Write out each line beneath this one exactly as it reads.

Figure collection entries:
-----
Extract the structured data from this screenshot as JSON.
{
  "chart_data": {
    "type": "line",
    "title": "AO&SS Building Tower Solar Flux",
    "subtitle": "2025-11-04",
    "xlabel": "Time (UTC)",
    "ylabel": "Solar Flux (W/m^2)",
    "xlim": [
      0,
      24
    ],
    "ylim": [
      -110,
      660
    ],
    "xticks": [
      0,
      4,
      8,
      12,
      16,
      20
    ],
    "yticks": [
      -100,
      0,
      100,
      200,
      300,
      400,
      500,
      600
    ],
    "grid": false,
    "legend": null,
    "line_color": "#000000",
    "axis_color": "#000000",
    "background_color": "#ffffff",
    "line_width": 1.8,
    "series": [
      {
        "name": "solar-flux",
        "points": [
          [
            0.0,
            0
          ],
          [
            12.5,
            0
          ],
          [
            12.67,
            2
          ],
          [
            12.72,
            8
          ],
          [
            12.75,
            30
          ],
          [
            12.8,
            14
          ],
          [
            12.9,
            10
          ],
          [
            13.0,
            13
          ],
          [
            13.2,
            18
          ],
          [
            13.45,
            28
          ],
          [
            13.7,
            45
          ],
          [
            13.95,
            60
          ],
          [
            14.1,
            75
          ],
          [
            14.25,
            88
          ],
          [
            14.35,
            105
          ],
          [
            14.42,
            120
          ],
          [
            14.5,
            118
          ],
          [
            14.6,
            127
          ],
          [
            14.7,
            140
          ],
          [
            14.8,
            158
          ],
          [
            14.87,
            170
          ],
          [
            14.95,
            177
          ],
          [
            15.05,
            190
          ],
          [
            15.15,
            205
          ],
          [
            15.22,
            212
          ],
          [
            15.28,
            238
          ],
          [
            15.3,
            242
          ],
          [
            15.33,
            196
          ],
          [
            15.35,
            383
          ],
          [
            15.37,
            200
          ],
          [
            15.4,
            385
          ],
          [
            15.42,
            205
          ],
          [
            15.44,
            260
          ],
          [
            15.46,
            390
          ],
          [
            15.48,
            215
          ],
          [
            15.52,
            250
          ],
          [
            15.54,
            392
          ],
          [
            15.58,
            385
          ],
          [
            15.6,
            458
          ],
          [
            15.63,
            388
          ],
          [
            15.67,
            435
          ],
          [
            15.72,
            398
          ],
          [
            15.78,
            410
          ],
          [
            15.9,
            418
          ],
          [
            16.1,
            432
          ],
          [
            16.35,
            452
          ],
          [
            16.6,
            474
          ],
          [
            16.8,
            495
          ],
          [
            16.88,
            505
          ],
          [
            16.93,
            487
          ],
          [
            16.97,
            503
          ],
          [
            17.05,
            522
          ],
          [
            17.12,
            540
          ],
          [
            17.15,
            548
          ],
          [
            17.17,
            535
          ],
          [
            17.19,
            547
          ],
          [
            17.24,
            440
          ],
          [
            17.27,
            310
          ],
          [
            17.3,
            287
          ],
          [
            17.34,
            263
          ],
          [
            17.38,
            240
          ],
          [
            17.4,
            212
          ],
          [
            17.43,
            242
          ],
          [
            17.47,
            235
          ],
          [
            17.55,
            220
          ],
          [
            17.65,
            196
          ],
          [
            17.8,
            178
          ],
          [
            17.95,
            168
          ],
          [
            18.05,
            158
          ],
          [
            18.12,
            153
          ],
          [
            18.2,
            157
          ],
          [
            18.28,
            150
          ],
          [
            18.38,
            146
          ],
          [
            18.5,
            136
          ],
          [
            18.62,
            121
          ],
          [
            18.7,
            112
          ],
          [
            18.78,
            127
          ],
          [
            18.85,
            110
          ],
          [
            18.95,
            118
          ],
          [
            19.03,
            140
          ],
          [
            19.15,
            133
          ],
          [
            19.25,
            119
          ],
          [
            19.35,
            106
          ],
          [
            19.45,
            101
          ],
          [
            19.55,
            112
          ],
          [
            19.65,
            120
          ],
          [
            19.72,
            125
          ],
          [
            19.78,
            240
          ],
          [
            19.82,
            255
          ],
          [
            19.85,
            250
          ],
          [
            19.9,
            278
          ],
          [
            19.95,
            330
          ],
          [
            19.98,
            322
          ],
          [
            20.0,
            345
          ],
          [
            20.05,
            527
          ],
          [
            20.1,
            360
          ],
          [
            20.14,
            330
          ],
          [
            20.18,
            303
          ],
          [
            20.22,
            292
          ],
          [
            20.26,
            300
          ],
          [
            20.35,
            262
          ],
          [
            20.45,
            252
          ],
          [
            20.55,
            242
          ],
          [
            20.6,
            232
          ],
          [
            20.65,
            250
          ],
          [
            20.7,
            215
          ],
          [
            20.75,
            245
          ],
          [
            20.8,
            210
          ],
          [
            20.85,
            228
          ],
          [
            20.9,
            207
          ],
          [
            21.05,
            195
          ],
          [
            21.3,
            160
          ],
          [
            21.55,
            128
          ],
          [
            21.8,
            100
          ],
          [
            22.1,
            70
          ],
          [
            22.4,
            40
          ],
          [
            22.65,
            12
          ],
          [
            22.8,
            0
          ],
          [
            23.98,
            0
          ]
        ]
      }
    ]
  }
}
-----
Expected answer:
Extract the structured data from this screenshot as JSON.
{
  "chart_data": {
    "type": "line",
    "title": "AO&SS Building Tower Solar Flux",
    "subtitle": "2025-11-04",
    "xlabel": "Time (UTC)",
    "ylabel": "Solar Flux (W/m^2)",
    "xlim": [
      0,
      24
    ],
    "ylim": [
      -110,
      660
    ],
    "xticks": [
      0,
      4,
      8,
      12,
      16,
      20
    ],
    "yticks": [
      -100,
      0,
      100,
      200,
      300,
      400,
      500,
      600
    ],
    "grid": false,
    "legend": null,
    "line_color": "#000000",
    "axis_color": "#000000",
    "background_color": "#ffffff",
    "line_width": 1.8,
    "series": [
      {
        "name": "solar-flux",
        "points": [
          [
            0.0,
            0
          ],
          [
            12.5,
            0
          ],
          [
            12.67,
            2
          ],
          [
            12.72,
            8
          ],
          [
            12.75,
            30
          ],
          [
            12.8,
            14
          ],
          [
            12.9,
            10
          ],
          [
            13.0,
            13
          ],
          [
            13.2,
            18
          ],
          [
            13.45,
            28
          ],
          [
            13.7,
            45
          ],
          [
            13.95,
            60
          ],
          [
            14.1,
            75
          ],
          [
            14.25,
            88
          ],
          [
            14.35,
            105
          ],
          [
            14.42,
            120
          ],
          [
            14.5,
            118
          ],
          [
            14.6,
            127
          ],
          [
            14.7,
            140
          ],
          [
            14.8,
            158
          ],
          [
            14.87,
            170
          ],
          [
            14.95,
            177
          ],
          [
            15.05,
            190
          ],
          [
            15.15,
            205
          ],
          [
            15.22,
            212
          ],
          [
            15.28,
            238
          ],
          [
            15.3,
            242
          ],
          [
            15.33,
            196
          ],
          [
            15.35,
            383
          ],
          [
            15.37,
            200
          ],
          [
            15.4,
            385
          ],
          [
            15.42,
            205
          ],
          [
            15.44,
            260
          ],
          [
            15.46,
            390
          ],
          [
            15.48,
            215
          ],
          [
            15.52,
            250
          ],
          [
            15.54,
            392
          ],
          [
            15.58,
            385
          ],
          [
            15.6,
            458
          ],
          [
            15.63,
            388
          ],
          [
            15.67,
            435
          ],
          [
            15.72,
            398
          ],
          [
            15.78,
            410
          ],
          [
            15.9,
            418
          ],
          [
            16.1,
            432
          ],
          [
            16.35,
            452
          ],
          [
            16.6,
            474
          ],
          [
            16.8,
            495
          ],
          [
            16.88,
            505
          ],
          [
            16.93,
            487
          ],
          [
            16.97,
            503
          ],
          [
            17.05,
            522
          ],
          [
            17.12,
            540
          ],
          [
            17.15,
            548
          ],
          [
            17.17,
            535
          ],
          [
            17.19,
            547
          ],
          [
            17.24,
            440
          ],
          [
            17.27,
            310
          ],
          [
            17.3,
            287
          ],
          [
            17.34,
            263
          ],
          [
            17.38,
            240
          ],
          [
            17.4,
            212
          ],
          [
            17.43,
            242
          ],
          [
            17.47,
            235
          ],
          [
            17.55,
            220
          ],
          [
            17.65,
            196
          ],
          [
            17.8,
            178
          ],
          [
            17.95,
            168
          ],
          [
            18.05,
            158
          ],
          [
            18.12,
            153
          ],
          [
            18.2,
            157
          ],
          [
            18.28,
            150
          ],
          [
            18.38,
            146
          ],
          [
            18.5,
            136
          ],
          [
            18.62,
            121
          ],
          [
            18.7,
            112
          ],
          [
            18.78,
            127
          ],
          [
            18.85,
            110
          ],
          [
            18.95,
            118
          ],
          [
            19.03,
            140
          ],
          [
            19.15,
            133
          ],
          [
            19.25,
            119
          ],
          [
            19.35,
            106
          ],
          [
            19.45,
            101
          ],
          [
            19.55,
            112
          ],
          [
            19.65,
            120
          ],
          [
            19.72,
            125
          ],
          [
            19.78,
            240
          ],
          [
            19.82,
            255
          ],
          [
            19.85,
            250
          ],
          [
            19.9,
            278
          ],
          [
            19.95,
            330
          ],
          [
            19.98,
            322
          ],
          [
            20.0,
            345
          ],
          [
            20.05,
            527
          ],
          [
            20.1,
            360
          ],
          [
            20.14,
            330
          ],
          [
            20.18,
            303
          ],
          [
            20.22,
            292
          ],
          [
            20.26,
            300
          ],
          [
            20.35,
            262
          ],
          [
            20.45,
            252
          ],
          [
            20.55,
            242
          ],
          [
            20.6,
            232
          ],
          [
            20.65,
            250
          ],
          [
            20.7,
            215
          ],
          [
            20.75,
            245
          ],
          [
            20.8,
            210
          ],
          [
            20.85,
            228
          ],
          [
            20.9,
            207
          ],
          [
            21.05,
            195
          ],
          [
            21.3,
            160
          ],
          [
            21.55,
            128
          ],
          [
            21.8,
            100
          ],
          [
            22.1,
            70
          ],
          [
            22.4,
            40
          ],
          [
            22.65,
            12
          ],
          [
            22.8,
            0
          ],
          [
            23.98,
            0
          ]
        ]
      }
    ]
  }
}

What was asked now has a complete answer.